| Instructions to follow |
Each entry in the listing below should be restated word for word.

| Source data |
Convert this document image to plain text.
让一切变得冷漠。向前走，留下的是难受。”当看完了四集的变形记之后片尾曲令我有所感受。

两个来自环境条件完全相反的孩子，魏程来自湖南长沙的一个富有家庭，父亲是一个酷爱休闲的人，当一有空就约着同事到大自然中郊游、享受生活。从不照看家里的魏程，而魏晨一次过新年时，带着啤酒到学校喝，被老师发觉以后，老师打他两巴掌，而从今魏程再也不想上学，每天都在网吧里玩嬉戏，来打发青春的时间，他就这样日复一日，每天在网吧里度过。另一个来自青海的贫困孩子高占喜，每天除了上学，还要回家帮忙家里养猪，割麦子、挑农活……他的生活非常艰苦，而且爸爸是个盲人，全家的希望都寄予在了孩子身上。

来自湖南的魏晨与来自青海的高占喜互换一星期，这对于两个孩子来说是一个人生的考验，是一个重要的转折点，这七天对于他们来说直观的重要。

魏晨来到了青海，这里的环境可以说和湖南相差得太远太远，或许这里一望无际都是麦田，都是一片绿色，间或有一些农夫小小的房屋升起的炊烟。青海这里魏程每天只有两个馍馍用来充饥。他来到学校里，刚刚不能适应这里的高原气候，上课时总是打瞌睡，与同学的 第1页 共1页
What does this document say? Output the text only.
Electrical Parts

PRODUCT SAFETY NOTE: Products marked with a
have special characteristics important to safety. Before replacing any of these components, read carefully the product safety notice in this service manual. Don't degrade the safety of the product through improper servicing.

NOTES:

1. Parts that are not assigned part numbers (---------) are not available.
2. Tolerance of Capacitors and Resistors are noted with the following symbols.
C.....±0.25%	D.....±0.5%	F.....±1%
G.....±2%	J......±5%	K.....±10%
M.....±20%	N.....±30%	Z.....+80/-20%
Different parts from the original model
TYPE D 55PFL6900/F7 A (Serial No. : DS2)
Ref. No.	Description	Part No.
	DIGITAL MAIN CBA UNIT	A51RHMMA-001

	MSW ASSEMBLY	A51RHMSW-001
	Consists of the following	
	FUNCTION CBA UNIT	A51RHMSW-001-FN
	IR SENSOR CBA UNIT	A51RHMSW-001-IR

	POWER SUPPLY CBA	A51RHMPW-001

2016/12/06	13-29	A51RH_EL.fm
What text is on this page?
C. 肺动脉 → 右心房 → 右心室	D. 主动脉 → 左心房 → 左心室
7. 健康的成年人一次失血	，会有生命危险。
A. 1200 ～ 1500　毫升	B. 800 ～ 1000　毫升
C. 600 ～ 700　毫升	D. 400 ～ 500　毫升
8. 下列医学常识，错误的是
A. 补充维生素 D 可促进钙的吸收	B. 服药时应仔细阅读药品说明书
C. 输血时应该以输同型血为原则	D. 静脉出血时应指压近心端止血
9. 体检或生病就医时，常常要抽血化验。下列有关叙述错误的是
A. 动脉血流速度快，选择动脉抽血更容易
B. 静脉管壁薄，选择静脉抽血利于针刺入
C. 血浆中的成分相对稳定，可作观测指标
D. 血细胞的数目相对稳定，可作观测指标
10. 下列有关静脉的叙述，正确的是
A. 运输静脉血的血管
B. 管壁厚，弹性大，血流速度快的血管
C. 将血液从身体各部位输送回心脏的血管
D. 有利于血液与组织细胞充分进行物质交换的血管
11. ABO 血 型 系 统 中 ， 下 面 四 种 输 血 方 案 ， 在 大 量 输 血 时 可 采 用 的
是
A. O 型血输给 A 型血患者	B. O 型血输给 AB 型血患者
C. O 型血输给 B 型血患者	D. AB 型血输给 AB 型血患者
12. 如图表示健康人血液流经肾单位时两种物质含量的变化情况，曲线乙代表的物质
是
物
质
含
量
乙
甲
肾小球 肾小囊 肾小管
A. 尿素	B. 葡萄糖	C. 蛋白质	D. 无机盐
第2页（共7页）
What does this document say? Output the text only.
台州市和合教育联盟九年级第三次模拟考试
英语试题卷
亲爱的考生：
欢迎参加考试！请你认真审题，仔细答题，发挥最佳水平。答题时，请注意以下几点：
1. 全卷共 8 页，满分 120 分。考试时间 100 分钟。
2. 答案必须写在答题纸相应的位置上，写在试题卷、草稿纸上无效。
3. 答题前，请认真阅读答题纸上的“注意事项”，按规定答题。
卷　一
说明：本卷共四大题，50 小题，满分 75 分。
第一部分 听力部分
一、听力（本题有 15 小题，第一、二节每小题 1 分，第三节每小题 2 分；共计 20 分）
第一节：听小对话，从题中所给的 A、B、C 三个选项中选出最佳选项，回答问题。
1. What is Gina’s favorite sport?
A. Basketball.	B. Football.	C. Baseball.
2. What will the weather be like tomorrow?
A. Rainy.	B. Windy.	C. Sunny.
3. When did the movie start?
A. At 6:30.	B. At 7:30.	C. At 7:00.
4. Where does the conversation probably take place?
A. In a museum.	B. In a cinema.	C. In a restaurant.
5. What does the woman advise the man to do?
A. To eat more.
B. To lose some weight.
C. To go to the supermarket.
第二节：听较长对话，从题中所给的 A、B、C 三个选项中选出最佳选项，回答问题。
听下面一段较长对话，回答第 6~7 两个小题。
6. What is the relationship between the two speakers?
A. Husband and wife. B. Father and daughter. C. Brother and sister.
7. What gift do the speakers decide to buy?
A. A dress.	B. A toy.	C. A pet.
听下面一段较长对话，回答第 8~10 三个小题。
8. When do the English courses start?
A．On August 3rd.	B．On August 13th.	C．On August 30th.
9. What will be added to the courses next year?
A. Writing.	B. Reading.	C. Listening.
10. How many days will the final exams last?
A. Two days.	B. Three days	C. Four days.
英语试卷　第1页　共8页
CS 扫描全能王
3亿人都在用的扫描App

| Correct output |
Convert this document image to plain text.
让一切变得冷漠。向前走，留下的是难受。”当看完了四集的变形记之后片尾曲令我有所感受。

两个来自环境条件完全相反的孩子，魏程来自湖南长沙的一个富有家庭，父亲是一个酷爱休闲的人，当一有空就约着同事到大自然中郊游、享受生活。从不照看家里的魏程，而魏晨一次过新年时，带着啤酒到学校喝，被老师发觉以后，老师打他两巴掌，而从今魏程再也不想上学，每天都在网吧里玩嬉戏，来打发青春的时间，他就这样日复一日，每天在网吧里度过。另一个来自青海的贫困孩子高占喜，每天除了上学，还要回家帮忙家里养猪，割麦子、挑农活……他的生活非常艰苦，而且爸爸是个盲人，全家的希望都寄予在了孩子身上。

来自湖南的魏晨与来自青海的高占喜互换一星期，这对于两个孩子来说是一个人生的考验，是一个重要的转折点，这七天对于他们来说直观的重要。

魏晨来到了青海，这里的环境可以说和湖南相差得太远太远，或许这里一望无际都是麦田，都是一片绿色，间或有一些农夫小小的房屋升起的炊烟。青海这里魏程每天只有两个馍馍用来充饥。他来到学校里，刚刚不能适应这里的高原气候，上课时总是打瞌睡，与同学的 第1页 共1页
What does this document say? Output the text only.
Electrical Parts

PRODUCT SAFETY NOTE: Products marked with a
have special characteristics important to safety. Before replacing any of these components, read carefully the product safety notice in this service manual. Don't degrade the safety of the product through improper servicing.

NOTES:

1. Parts that are not assigned part numbers (---------) are not available.
2. Tolerance of Capacitors and Resistors are noted with the following symbols.
C.....±0.25%	D.....±0.5%	F.....±1%
G.....±2%	J......±5%	K.....±10%
M.....±20%	N.....±30%	Z.....+80/-20%
Different parts from the original model
TYPE D 55PFL6900/F7 A (Serial No. : DS2)
Ref. No.	Description	Part No.
	DIGITAL MAIN CBA UNIT	A51RHMMA-001

	MSW ASSEMBLY	A51RHMSW-001
	Consists of the following	
	FUNCTION CBA UNIT	A51RHMSW-001-FN
	IR SENSOR CBA UNIT	A51RHMSW-001-IR

	POWER SUPPLY CBA	A51RHMPW-001

2016/12/06	13-29	A51RH_EL.fm
What text is on this page?
C. 肺动脉 → 右心房 → 右心室	D. 主动脉 → 左心房 → 左心室
7. 健康的成年人一次失血	，会有生命危险。
A. 1200 ～ 1500　毫升	B. 800 ～ 1000　毫升
C. 600 ～ 700　毫升	D. 400 ～ 500　毫升
8. 下列医学常识，错误的是
A. 补充维生素 D 可促进钙的吸收	B. 服药时应仔细阅读药品说明书
C. 输血时应该以输同型血为原则	D. 静脉出血时应指压近心端止血
9. 体检或生病就医时，常常要抽血化验。下列有关叙述错误的是
A. 动脉血流速度快，选择动脉抽血更容易
B. 静脉管壁薄，选择静脉抽血利于针刺入
C. 血浆中的成分相对稳定，可作观测指标
D. 血细胞的数目相对稳定，可作观测指标
10. 下列有关静脉的叙述，正确的是
A. 运输静脉血的血管
B. 管壁厚，弹性大，血流速度快的血管
C. 将血液从身体各部位输送回心脏的血管
D. 有利于血液与组织细胞充分进行物质交换的血管
11. ABO 血 型 系 统 中 ， 下 面 四 种 输 血 方 案 ， 在 大 量 输 血 时 可 采 用 的
是
A. O 型血输给 A 型血患者	B. O 型血输给 AB 型血患者
C. O 型血输给 B 型血患者	D. AB 型血输给 AB 型血患者
12. 如图表示健康人血液流经肾单位时两种物质含量的变化情况，曲线乙代表的物质
是
物
质
含
量
乙
甲
肾小球 肾小囊 肾小管
A. 尿素	B. 葡萄糖	C. 蛋白质	D. 无机盐
第2页（共7页）
What does this document say? Output the text only.
台州市和合教育联盟九年级第三次模拟考试
英语试题卷
亲爱的考生：
欢迎参加考试！请你认真审题，仔细答题，发挥最佳水平。答题时，请注意以下几点：
1. 全卷共 8 页，满分 120 分。考试时间 100 分钟。
2. 答案必须写在答题纸相应的位置上，写在试题卷、草稿纸上无效。
3. 答题前，请认真阅读答题纸上的“注意事项”，按规定答题。
卷　一
说明：本卷共四大题，50 小题，满分 75 分。
第一部分 听力部分
一、听力（本题有 15 小题，第一、二节每小题 1 分，第三节每小题 2 分；共计 20 分）
第一节：听小对话，从题中所给的 A、B、C 三个选项中选出最佳选项，回答问题。
1. What is Gina’s favorite sport?
A. Basketball.	B. Football.	C. Baseball.
2. What will the weather be like tomorrow?
A. Rainy.	B. Windy.	C. Sunny.
3. When did the movie start?
A. At 6:30.	B. At 7:30.	C. At 7:00.
4. Where does the conversation probably take place?
A. In a museum.	B. In a cinema.	C. In a restaurant.
5. What does the woman advise the man to do?
A. To eat more.
B. To lose some weight.
C. To go to the supermarket.
第二节：听较长对话，从题中所给的 A、B、C 三个选项中选出最佳选项，回答问题。
听下面一段较长对话，回答第 6~7 两个小题。
6. What is the relationship between the two speakers?
A. Husband and wife. B. Father and daughter. C. Brother and sister.
7. What gift do the speakers decide to buy?
A. A dress.	B. A toy.	C. A pet.
听下面一段较长对话，回答第 8~10 三个小题。
8. When do the English courses start?
A．On August 3rd.	B．On August 13th.	C．On August 30th.
9. What will be added to the courses next year?
A. Writing.	B. Reading.	C. Listening.
10. How many days will the final exams last?
A. Two days.	B. Three days	C. Four days.
英语试卷　第1页　共8页
CS 扫描全能王
3亿人都在用的扫描App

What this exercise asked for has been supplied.